Dataset records:

· · · ·

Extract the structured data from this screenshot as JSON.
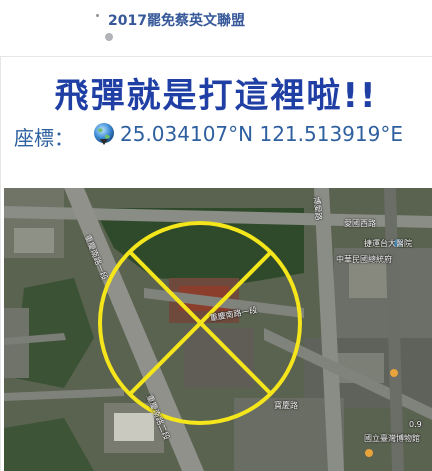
{
  "post": {
    "group_name": "2017罷免蔡英文聯盟"
  },
  "image": {
    "headline": "飛彈就是打這裡啦!!",
    "coords_label": "座標：",
    "coords_value": "25.034107°N 121.513919°E",
    "map_labels": {
      "aiguo_rd": "愛國西路",
      "chongqing_s_rd_1": "重慶南路一段",
      "chongqing_s_rd_2": "重慶南路二段",
      "chongqing_s_rd_3": "重慶南路一段",
      "boai_rd": "博愛路",
      "poi_1": "捷運台大醫院",
      "poi_2": "中華民國總統府",
      "poi_3": "國立臺灣博物館",
      "road_small": "寶慶路",
      "scale": "0.9"
    },
    "colors": {
      "headline": "#1f3fa5",
      "coords": "#2e5f9e",
      "target_circle": "#f5e61c",
      "group_link": "#365899"
    },
    "icons": {
      "globe": "globe-icon",
      "privacy": "globe-privacy-icon"
    }
  }
}
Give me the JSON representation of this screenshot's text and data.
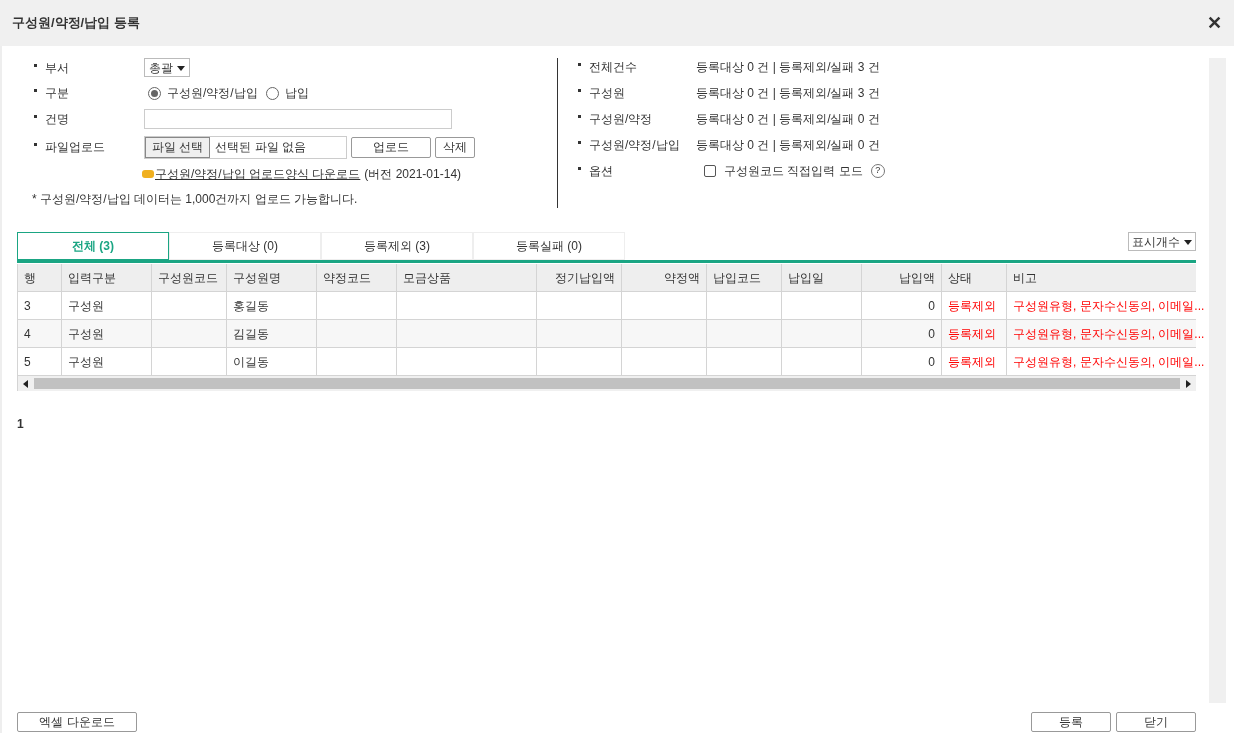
{
  "window": {
    "title": "구성원/약정/납입 등록",
    "close": "✕"
  },
  "form": {
    "department": {
      "label": "부서",
      "value": "총괄"
    },
    "type": {
      "label": "구분",
      "options": [
        {
          "label": "구성원/약정/납입",
          "selected": true
        },
        {
          "label": "납입",
          "selected": false
        }
      ]
    },
    "name": {
      "label": "건명"
    },
    "upload": {
      "label": "파일업로드",
      "choose": "파일 선택",
      "file": "선택된 파일 없음",
      "upload_button": "업로드",
      "delete_button": "삭제"
    },
    "template_link": "구성원/약정/납입 업로드양식 다운로드",
    "template_version": "(버전 2021-01-14)",
    "note": "* 구성원/약정/납입 데이터는 1,000건까지 업로드 가능합니다."
  },
  "summary": [
    {
      "label": "전체건수",
      "value": "등록대상 0 건 | 등록제외/실패 3 건"
    },
    {
      "label": "구성원",
      "value": "등록대상 0 건 | 등록제외/실패 3 건"
    },
    {
      "label": "구성원/약정",
      "value": "등록대상 0 건 | 등록제외/실패 0 건"
    },
    {
      "label": "구성원/약정/납입",
      "value": "등록대상 0 건 | 등록제외/실패 0 건"
    }
  ],
  "option": {
    "label": "옵션",
    "checkbox": "구성원코드 직접입력 모드",
    "checked": false,
    "help": "?"
  },
  "tabs": [
    {
      "label": "전체 (3)",
      "selected": true
    },
    {
      "label": "등록대상 (0)",
      "selected": false
    },
    {
      "label": "등록제외 (3)",
      "selected": false
    },
    {
      "label": "등록실패 (0)",
      "selected": false
    }
  ],
  "page_size": "표시개수",
  "table": {
    "columns": [
      {
        "label": "행",
        "kind": "text"
      },
      {
        "label": "입력구분",
        "kind": "text"
      },
      {
        "label": "구성원코드",
        "kind": "text"
      },
      {
        "label": "구성원명",
        "kind": "text"
      },
      {
        "label": "약정코드",
        "kind": "text"
      },
      {
        "label": "모금상품",
        "kind": "text"
      },
      {
        "label": "정기납입액",
        "kind": "number"
      },
      {
        "label": "약정액",
        "kind": "number"
      },
      {
        "label": "납입코드",
        "kind": "text"
      },
      {
        "label": "납입일",
        "kind": "text"
      },
      {
        "label": "납입액",
        "kind": "number"
      },
      {
        "label": "상태",
        "kind": "alert"
      },
      {
        "label": "비고",
        "kind": "alert"
      }
    ],
    "rows": [
      [
        "3",
        "구성원",
        "",
        "홍길동",
        "",
        "",
        "",
        "",
        "",
        "",
        "0",
        "등록제외",
        "구성원유형, 문자수신동의, 이메일..."
      ],
      [
        "4",
        "구성원",
        "",
        "김길동",
        "",
        "",
        "",
        "",
        "",
        "",
        "0",
        "등록제외",
        "구성원유형, 문자수신동의, 이메일..."
      ],
      [
        "5",
        "구성원",
        "",
        "이길동",
        "",
        "",
        "",
        "",
        "",
        "",
        "0",
        "등록제외",
        "구성원유형, 문자수신동의, 이메일..."
      ]
    ]
  },
  "pagination": [
    {
      "label": "1",
      "selected": true
    }
  ],
  "footer": {
    "excel": "엑셀 다운로드",
    "register": "등록",
    "close": "닫기"
  }
}
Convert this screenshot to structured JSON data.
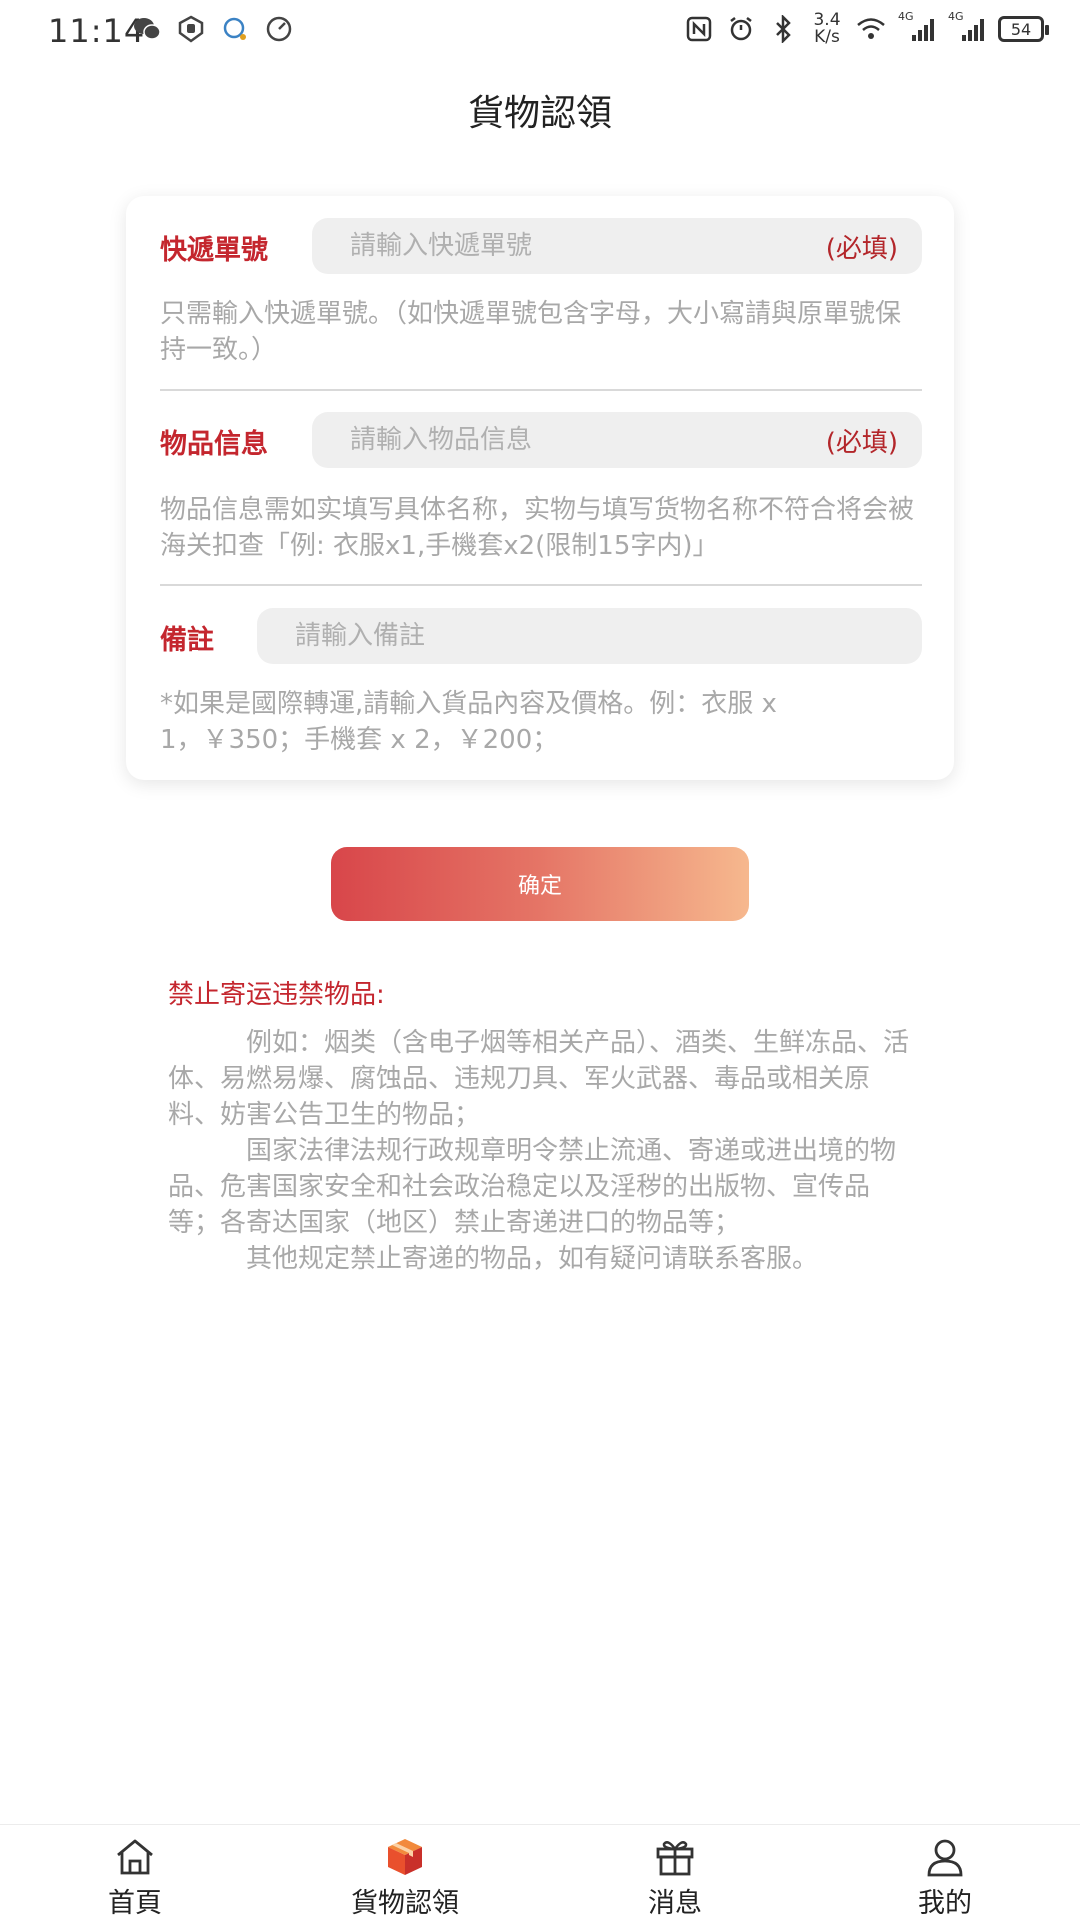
{
  "status_bar": {
    "time": "11:14",
    "net_speed_value": "3.4",
    "net_speed_unit": "K/s",
    "signal1_label": "4G",
    "signal2_label": "4G",
    "battery": "54"
  },
  "header": {
    "title": "貨物認領"
  },
  "form": {
    "tracking": {
      "label": "快遞單號",
      "placeholder": "請輸入快遞單號",
      "required": "(必填)",
      "hint": "只需輸入快遞單號。（如快遞單號包含字母，大小寫請與原單號保持一致。）"
    },
    "item": {
      "label": "物品信息",
      "placeholder": "請輸入物品信息",
      "required": "(必填)",
      "hint": "物品信息需如实填写具体名称，实物与填写货物名称不符合将会被海关扣查「例: 衣服x1,手機套x2(限制15字内)」"
    },
    "note": {
      "label": "備註",
      "placeholder": "請輸入備註",
      "hint": "*如果是國際轉運,請輸入貨品內容及價格。例：衣服 x 1，￥350；手機套 x 2，￥200；"
    }
  },
  "confirm_label": "确定",
  "prohibited": {
    "title": "禁止寄运违禁物品:",
    "paragraphs": [
      "例如：烟类（含电子烟等相关产品）、酒类、生鲜冻品、活体、易燃易爆、腐蚀品、违规刀具、军火武器、毒品或相关原料、妨害公告卫生的物品；",
      "国家法律法规行政规章明令禁止流通、寄递或进出境的物品、危害国家安全和社会政治稳定以及淫秽的出版物、宣传品等；各寄达国家（地区）禁止寄递进口的物品等；",
      "其他规定禁止寄递的物品，如有疑问请联系客服。"
    ]
  },
  "nav": {
    "items": [
      {
        "label": "首頁",
        "icon": "home-icon"
      },
      {
        "label": "貨物認領",
        "icon": "package-icon"
      },
      {
        "label": "消息",
        "icon": "gift-icon"
      },
      {
        "label": "我的",
        "icon": "user-icon"
      }
    ]
  },
  "colors": {
    "accent": "#c4262e",
    "hint_text": "#a8a8a8",
    "field_bg": "#efefef",
    "button_gradient_start": "#d8464a",
    "button_gradient_end": "#f6b88e"
  }
}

· · · ·

Task goal: Reproduce the material word for word. Any pictures should be left out of the copy.

Output:
Extract the structured data from this screenshot as JSON.
{
  "post": {
    "group_name": "2017罷免蔡英文聯盟"
  },
  "image": {
    "headline": "飛彈就是打這裡啦!!",
    "coords_label": "座標：",
    "coords_value": "25.034107°N 121.513919°E",
    "map_labels": {
      "aiguo_rd": "愛國西路",
      "chongqing_s_rd_1": "重慶南路一段",
      "chongqing_s_rd_2": "重慶南路二段",
      "chongqing_s_rd_3": "重慶南路一段",
      "boai_rd": "博愛路",
      "poi_1": "捷運台大醫院",
      "poi_2": "中華民國總統府",
      "poi_3": "國立臺灣博物館",
      "road_small": "寶慶路",
      "scale": "0.9"
    },
    "colors": {
      "headline": "#1f3fa5",
      "coords": "#2e5f9e",
      "target_circle": "#f5e61c",
      "group_link": "#365899"
    },
    "icons": {
      "globe": "globe-icon",
      "privacy": "globe-privacy-icon"
    }
  }
}
Give me the JSON representation of this screenshot's text and data.
{
  "window": {
    "title": "구성원/약정/납입 등록",
    "close": "✕"
  },
  "form": {
    "department": {
      "label": "부서",
      "value": "총괄"
    },
    "type": {
      "label": "구분",
      "options": [
        {
          "label": "구성원/약정/납입",
          "selected": true
        },
        {
          "label": "납입",
          "selected": false
        }
      ]
    },
    "name": {
      "label": "건명"
    },
    "upload": {
      "label": "파일업로드",
      "choose": "파일 선택",
      "file": "선택된 파일 없음",
      "upload_button": "업로드",
      "delete_button": "삭제"
    },
    "template_link": "구성원/약정/납입 업로드양식 다운로드",
    "template_version": "(버전 2021-01-14)",
    "note": "* 구성원/약정/납입 데이터는 1,000건까지 업로드 가능합니다."
  },
  "summary": [
    {
      "label": "전체건수",
      "value": "등록대상 0 건 | 등록제외/실패 3 건"
    },
    {
      "label": "구성원",
      "value": "등록대상 0 건 | 등록제외/실패 3 건"
    },
    {
      "label": "구성원/약정",
      "value": "등록대상 0 건 | 등록제외/실패 0 건"
    },
    {
      "label": "구성원/약정/납입",
      "value": "등록대상 0 건 | 등록제외/실패 0 건"
    }
  ],
  "option": {
    "label": "옵션",
    "checkbox": "구성원코드 직접입력 모드",
    "checked": false,
    "help": "?"
  },
  "tabs": [
    {
      "label": "전체 (3)",
      "selected": true
    },
    {
      "label": "등록대상 (0)",
      "selected": false
    },
    {
      "label": "등록제외 (3)",
      "selected": false
    },
    {
      "label": "등록실패 (0)",
      "selected": false
    }
  ],
  "page_size": "표시개수",
  "table": {
    "columns": [
      {
        "label": "행",
        "kind": "text"
      },
      {
        "label": "입력구분",
        "kind": "text"
      },
      {
        "label": "구성원코드",
        "kind": "text"
      },
      {
        "label": "구성원명",
        "kind": "text"
      },
      {
        "label": "약정코드",
        "kind": "text"
      },
      {
        "label": "모금상품",
        "kind": "text"
      },
      {
        "label": "정기납입액",
        "kind": "number"
      },
      {
        "label": "약정액",
        "kind": "number"
      },
      {
        "label": "납입코드",
        "kind": "text"
      },
      {
        "label": "납입일",
        "kind": "text"
      },
      {
        "label": "납입액",
        "kind": "number"
      },
      {
        "label": "상태",
        "kind": "alert"
      },
      {
        "label": "비고",
        "kind": "alert"
      }
    ],
    "rows": [
      [
        "3",
        "구성원",
        "",
        "홍길동",
        "",
        "",
        "",
        "",
        "",
        "",
        "0",
        "등록제외",
        "구성원유형, 문자수신동의, 이메일..."
      ],
      [
        "4",
        "구성원",
        "",
        "김길동",
        "",
        "",
        "",
        "",
        "",
        "",
        "0",
        "등록제외",
        "구성원유형, 문자수신동의, 이메일..."
      ],
      [
        "5",
        "구성원",
        "",
        "이길동",
        "",
        "",
        "",
        "",
        "",
        "",
        "0",
        "등록제외",
        "구성원유형, 문자수신동의, 이메일..."
      ]
    ]
  },
  "pagination": [
    {
      "label": "1",
      "selected": true
    }
  ],
  "footer": {
    "excel": "엑셀 다운로드",
    "register": "등록",
    "close": "닫기"
  }
}
Convert this screenshot to structured JSON data.
{
  "status_bar": {
    "time": "11:14",
    "net_speed_value": "3.4",
    "net_speed_unit": "K/s",
    "signal1_label": "4G",
    "signal2_label": "4G",
    "battery": "54"
  },
  "header": {
    "title": "貨物認領"
  },
  "form": {
    "tracking": {
      "label": "快遞單號",
      "placeholder": "請輸入快遞單號",
      "required": "(必填)",
      "hint": "只需輸入快遞單號。（如快遞單號包含字母，大小寫請與原單號保持一致。）"
    },
    "item": {
      "label": "物品信息",
      "placeholder": "請輸入物品信息",
      "required": "(必填)",
      "hint": "物品信息需如实填写具体名称，实物与填写货物名称不符合将会被海关扣查「例: 衣服x1,手機套x2(限制15字内)」"
    },
    "note": {
      "label": "備註",
      "placeholder": "請輸入備註",
      "hint": "*如果是國際轉運,請輸入貨品內容及價格。例：衣服 x 1，￥350；手機套 x 2，￥200；"
    }
  },
  "confirm_label": "确定",
  "prohibited": {
    "title": "禁止寄运违禁物品:",
    "paragraphs": [
      "例如：烟类（含电子烟等相关产品）、酒类、生鲜冻品、活体、易燃易爆、腐蚀品、违规刀具、军火武器、毒品或相关原料、妨害公告卫生的物品；",
      "国家法律法规行政规章明令禁止流通、寄递或进出境的物品、危害国家安全和社会政治稳定以及淫秽的出版物、宣传品等；各寄达国家（地区）禁止寄递进口的物品等；",
      "其他规定禁止寄递的物品，如有疑问请联系客服。"
    ]
  },
  "nav": {
    "items": [
      {
        "label": "首頁",
        "icon": "home-icon"
      },
      {
        "label": "貨物認領",
        "icon": "package-icon"
      },
      {
        "label": "消息",
        "icon": "gift-icon"
      },
      {
        "label": "我的",
        "icon": "user-icon"
      }
    ]
  },
  "colors": {
    "accent": "#c4262e",
    "hint_text": "#a8a8a8",
    "field_bg": "#efefef",
    "button_gradient_start": "#d8464a",
    "button_gradient_end": "#f6b88e"
  }
}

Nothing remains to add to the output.